| Required task |
Count the lines containing "date" in the entries underneath, and state that count without anything else.

------ Material for the task ------

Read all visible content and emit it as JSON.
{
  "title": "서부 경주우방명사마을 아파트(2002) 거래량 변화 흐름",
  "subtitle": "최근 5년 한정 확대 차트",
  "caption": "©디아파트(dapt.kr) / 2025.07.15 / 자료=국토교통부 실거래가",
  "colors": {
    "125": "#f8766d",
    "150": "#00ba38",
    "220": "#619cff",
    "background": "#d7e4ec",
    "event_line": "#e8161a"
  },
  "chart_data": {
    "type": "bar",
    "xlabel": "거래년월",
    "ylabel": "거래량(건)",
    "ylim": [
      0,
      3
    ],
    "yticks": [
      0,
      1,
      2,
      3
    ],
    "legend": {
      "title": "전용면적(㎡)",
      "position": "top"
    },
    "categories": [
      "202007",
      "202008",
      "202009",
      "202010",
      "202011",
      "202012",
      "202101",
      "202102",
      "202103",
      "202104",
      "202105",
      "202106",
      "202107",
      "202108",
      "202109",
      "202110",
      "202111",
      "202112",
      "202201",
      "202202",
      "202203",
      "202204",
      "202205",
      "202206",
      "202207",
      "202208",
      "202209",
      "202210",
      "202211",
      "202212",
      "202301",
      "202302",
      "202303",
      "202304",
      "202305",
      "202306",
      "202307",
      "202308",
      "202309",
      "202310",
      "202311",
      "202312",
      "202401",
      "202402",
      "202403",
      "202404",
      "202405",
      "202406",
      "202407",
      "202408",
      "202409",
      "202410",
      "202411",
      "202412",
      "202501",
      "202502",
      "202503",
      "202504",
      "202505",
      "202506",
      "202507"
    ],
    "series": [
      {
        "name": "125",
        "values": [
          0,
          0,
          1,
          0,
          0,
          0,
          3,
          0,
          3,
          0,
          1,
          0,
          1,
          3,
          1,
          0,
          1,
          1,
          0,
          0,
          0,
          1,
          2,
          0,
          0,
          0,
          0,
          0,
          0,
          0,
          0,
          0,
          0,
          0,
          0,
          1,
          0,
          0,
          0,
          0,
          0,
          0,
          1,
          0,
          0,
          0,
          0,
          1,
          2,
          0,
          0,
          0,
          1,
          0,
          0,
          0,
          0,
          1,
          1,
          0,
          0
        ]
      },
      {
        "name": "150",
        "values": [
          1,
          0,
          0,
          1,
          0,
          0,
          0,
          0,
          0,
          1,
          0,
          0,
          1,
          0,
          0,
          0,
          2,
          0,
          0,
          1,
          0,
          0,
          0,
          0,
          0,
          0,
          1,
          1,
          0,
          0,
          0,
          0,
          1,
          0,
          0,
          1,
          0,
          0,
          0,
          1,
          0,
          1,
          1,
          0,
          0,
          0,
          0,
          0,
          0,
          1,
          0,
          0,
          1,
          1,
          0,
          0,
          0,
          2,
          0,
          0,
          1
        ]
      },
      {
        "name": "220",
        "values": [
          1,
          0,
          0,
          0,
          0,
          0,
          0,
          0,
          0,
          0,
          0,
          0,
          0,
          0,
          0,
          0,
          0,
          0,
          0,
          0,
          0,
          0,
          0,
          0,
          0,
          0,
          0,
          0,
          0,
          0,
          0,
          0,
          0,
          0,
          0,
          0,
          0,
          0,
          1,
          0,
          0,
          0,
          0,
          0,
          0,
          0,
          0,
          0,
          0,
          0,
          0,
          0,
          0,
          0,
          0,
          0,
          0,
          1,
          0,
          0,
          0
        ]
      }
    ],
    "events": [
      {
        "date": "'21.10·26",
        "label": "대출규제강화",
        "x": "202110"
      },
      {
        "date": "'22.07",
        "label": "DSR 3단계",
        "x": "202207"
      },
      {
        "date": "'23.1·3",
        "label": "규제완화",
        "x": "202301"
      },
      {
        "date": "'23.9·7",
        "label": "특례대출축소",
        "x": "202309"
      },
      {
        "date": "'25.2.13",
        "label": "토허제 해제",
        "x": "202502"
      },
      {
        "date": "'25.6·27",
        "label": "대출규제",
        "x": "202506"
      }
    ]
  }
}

------

| Response below |
6